* Instructions to follow
Return the material below in full and exactly.

□ □ □ □ □ □ □

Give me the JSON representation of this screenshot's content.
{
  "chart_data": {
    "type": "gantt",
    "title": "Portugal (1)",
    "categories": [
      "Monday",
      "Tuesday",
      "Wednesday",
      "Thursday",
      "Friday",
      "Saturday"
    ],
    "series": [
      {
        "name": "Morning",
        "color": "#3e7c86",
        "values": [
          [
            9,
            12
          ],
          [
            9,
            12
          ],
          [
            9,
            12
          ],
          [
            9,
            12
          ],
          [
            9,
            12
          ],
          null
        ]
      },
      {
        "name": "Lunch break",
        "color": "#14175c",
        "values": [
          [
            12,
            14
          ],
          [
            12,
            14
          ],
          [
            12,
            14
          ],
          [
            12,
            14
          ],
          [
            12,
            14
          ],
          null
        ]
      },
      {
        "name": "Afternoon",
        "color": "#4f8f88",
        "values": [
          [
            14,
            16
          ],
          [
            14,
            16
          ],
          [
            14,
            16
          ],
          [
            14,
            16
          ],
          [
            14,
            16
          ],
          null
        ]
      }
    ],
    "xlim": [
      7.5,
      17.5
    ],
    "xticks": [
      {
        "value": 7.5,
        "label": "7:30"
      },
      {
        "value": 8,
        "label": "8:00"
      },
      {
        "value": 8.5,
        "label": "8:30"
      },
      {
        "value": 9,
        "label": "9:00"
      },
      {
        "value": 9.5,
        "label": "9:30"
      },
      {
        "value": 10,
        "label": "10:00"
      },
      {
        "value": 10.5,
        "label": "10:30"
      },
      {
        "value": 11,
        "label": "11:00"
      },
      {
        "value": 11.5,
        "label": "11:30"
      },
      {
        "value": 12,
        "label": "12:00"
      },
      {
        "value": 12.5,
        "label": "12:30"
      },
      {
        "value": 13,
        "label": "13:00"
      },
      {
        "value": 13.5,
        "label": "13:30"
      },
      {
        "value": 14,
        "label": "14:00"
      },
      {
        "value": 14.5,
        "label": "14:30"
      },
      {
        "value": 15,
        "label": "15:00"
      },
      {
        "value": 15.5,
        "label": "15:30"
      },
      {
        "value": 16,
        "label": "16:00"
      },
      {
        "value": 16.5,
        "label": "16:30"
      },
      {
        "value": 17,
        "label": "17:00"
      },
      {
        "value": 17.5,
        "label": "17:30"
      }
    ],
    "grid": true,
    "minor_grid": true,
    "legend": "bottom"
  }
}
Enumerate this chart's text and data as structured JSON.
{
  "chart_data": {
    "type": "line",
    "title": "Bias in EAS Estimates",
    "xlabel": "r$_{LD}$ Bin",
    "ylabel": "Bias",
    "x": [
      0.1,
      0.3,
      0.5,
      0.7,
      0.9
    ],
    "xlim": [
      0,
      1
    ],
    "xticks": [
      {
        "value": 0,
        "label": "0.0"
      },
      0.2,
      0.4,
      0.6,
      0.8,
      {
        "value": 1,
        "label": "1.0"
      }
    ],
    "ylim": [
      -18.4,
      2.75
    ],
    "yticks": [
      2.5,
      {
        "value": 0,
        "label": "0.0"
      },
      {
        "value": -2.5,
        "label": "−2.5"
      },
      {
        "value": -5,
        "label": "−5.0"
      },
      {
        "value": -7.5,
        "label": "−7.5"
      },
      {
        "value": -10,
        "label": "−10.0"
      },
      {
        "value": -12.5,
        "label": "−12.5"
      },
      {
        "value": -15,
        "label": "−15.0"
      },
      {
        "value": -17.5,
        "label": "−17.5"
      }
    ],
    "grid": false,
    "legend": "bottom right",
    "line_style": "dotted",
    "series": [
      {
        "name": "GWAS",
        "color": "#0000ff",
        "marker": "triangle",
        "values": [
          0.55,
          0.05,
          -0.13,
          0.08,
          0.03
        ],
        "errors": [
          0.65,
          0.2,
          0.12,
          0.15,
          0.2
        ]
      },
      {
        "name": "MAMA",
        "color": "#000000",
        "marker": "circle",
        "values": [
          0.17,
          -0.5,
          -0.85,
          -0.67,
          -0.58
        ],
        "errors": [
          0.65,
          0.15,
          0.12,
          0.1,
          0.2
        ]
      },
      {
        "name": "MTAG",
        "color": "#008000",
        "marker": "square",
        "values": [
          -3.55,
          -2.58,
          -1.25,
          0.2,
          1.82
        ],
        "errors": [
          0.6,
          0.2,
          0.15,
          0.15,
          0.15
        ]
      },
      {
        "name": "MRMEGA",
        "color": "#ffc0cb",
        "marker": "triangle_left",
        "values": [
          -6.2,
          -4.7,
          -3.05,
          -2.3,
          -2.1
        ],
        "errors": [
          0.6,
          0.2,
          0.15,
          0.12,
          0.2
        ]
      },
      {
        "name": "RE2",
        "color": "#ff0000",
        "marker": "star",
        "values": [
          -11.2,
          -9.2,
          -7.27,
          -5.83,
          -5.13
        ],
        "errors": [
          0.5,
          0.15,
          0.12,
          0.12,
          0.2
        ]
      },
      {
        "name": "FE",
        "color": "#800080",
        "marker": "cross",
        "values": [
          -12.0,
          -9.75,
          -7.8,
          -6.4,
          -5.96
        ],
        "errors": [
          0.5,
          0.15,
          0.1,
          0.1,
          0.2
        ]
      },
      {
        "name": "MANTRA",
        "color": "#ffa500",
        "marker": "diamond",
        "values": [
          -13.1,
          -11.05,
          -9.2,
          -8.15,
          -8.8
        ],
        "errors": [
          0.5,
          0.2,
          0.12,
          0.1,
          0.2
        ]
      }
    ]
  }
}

□ □ □ □ □ □ □

* Solution to the problem
Give me the JSON representation of this screenshot's content.
{
  "chart_data": {
    "type": "gantt",
    "title": "Portugal (1)",
    "categories": [
      "Monday",
      "Tuesday",
      "Wednesday",
      "Thursday",
      "Friday",
      "Saturday"
    ],
    "series": [
      {
        "name": "Morning",
        "color": "#3e7c86",
        "values": [
          [
            9,
            12
          ],
          [
            9,
            12
          ],
          [
            9,
            12
          ],
          [
            9,
            12
          ],
          [
            9,
            12
          ],
          null
        ]
      },
      {
        "name": "Lunch break",
        "color": "#14175c",
        "values": [
          [
            12,
            14
          ],
          [
            12,
            14
          ],
          [
            12,
            14
          ],
          [
            12,
            14
          ],
          [
            12,
            14
          ],
          null
        ]
      },
      {
        "name": "Afternoon",
        "color": "#4f8f88",
        "values": [
          [
            14,
            16
          ],
          [
            14,
            16
          ],
          [
            14,
            16
          ],
          [
            14,
            16
          ],
          [
            14,
            16
          ],
          null
        ]
      }
    ],
    "xlim": [
      7.5,
      17.5
    ],
    "xticks": [
      {
        "value": 7.5,
        "label": "7:30"
      },
      {
        "value": 8,
        "label": "8:00"
      },
      {
        "value": 8.5,
        "label": "8:30"
      },
      {
        "value": 9,
        "label": "9:00"
      },
      {
        "value": 9.5,
        "label": "9:30"
      },
      {
        "value": 10,
        "label": "10:00"
      },
      {
        "value": 10.5,
        "label": "10:30"
      },
      {
        "value": 11,
        "label": "11:00"
      },
      {
        "value": 11.5,
        "label": "11:30"
      },
      {
        "value": 12,
        "label": "12:00"
      },
      {
        "value": 12.5,
        "label": "12:30"
      },
      {
        "value": 13,
        "label": "13:00"
      },
      {
        "value": 13.5,
        "label": "13:30"
      },
      {
        "value": 14,
        "label": "14:00"
      },
      {
        "value": 14.5,
        "label": "14:30"
      },
      {
        "value": 15,
        "label": "15:00"
      },
      {
        "value": 15.5,
        "label": "15:30"
      },
      {
        "value": 16,
        "label": "16:00"
      },
      {
        "value": 16.5,
        "label": "16:30"
      },
      {
        "value": 17,
        "label": "17:00"
      },
      {
        "value": 17.5,
        "label": "17:30"
      }
    ],
    "grid": true,
    "minor_grid": true,
    "legend": "bottom"
  }
}
Enumerate this chart's text and data as structured JSON.
{
  "chart_data": {
    "type": "line",
    "title": "Bias in EAS Estimates",
    "xlabel": "r$_{LD}$ Bin",
    "ylabel": "Bias",
    "x": [
      0.1,
      0.3,
      0.5,
      0.7,
      0.9
    ],
    "xlim": [
      0,
      1
    ],
    "xticks": [
      {
        "value": 0,
        "label": "0.0"
      },
      0.2,
      0.4,
      0.6,
      0.8,
      {
        "value": 1,
        "label": "1.0"
      }
    ],
    "ylim": [
      -18.4,
      2.75
    ],
    "yticks": [
      2.5,
      {
        "value": 0,
        "label": "0.0"
      },
      {
        "value": -2.5,
        "label": "−2.5"
      },
      {
        "value": -5,
        "label": "−5.0"
      },
      {
        "value": -7.5,
        "label": "−7.5"
      },
      {
        "value": -10,
        "label": "−10.0"
      },
      {
        "value": -12.5,
        "label": "−12.5"
      },
      {
        "value": -15,
        "label": "−15.0"
      },
      {
        "value": -17.5,
        "label": "−17.5"
      }
    ],
    "grid": false,
    "legend": "bottom right",
    "line_style": "dotted",
    "series": [
      {
        "name": "GWAS",
        "color": "#0000ff",
        "marker": "triangle",
        "values": [
          0.55,
          0.05,
          -0.13,
          0.08,
          0.03
        ],
        "errors": [
          0.65,
          0.2,
          0.12,
          0.15,
          0.2
        ]
      },
      {
        "name": "MAMA",
        "color": "#000000",
        "marker": "circle",
        "values": [
          0.17,
          -0.5,
          -0.85,
          -0.67,
          -0.58
        ],
        "errors": [
          0.65,
          0.15,
          0.12,
          0.1,
          0.2
        ]
      },
      {
        "name": "MTAG",
        "color": "#008000",
        "marker": "square",
        "values": [
          -3.55,
          -2.58,
          -1.25,
          0.2,
          1.82
        ],
        "errors": [
          0.6,
          0.2,
          0.15,
          0.15,
          0.15
        ]
      },
      {
        "name": "MRMEGA",
        "color": "#ffc0cb",
        "marker": "triangle_left",
        "values": [
          -6.2,
          -4.7,
          -3.05,
          -2.3,
          -2.1
        ],
        "errors": [
          0.6,
          0.2,
          0.15,
          0.12,
          0.2
        ]
      },
      {
        "name": "RE2",
        "color": "#ff0000",
        "marker": "star",
        "values": [
          -11.2,
          -9.2,
          -7.27,
          -5.83,
          -5.13
        ],
        "errors": [
          0.5,
          0.15,
          0.12,
          0.12,
          0.2
        ]
      },
      {
        "name": "FE",
        "color": "#800080",
        "marker": "cross",
        "values": [
          -12.0,
          -9.75,
          -7.8,
          -6.4,
          -5.96
        ],
        "errors": [
          0.5,
          0.15,
          0.1,
          0.1,
          0.2
        ]
      },
      {
        "name": "MANTRA",
        "color": "#ffa500",
        "marker": "diamond",
        "values": [
          -13.1,
          -11.05,
          -9.2,
          -8.15,
          -8.8
        ],
        "errors": [
          0.5,
          0.2,
          0.12,
          0.1,
          0.2
        ]
      }
    ]
  }
}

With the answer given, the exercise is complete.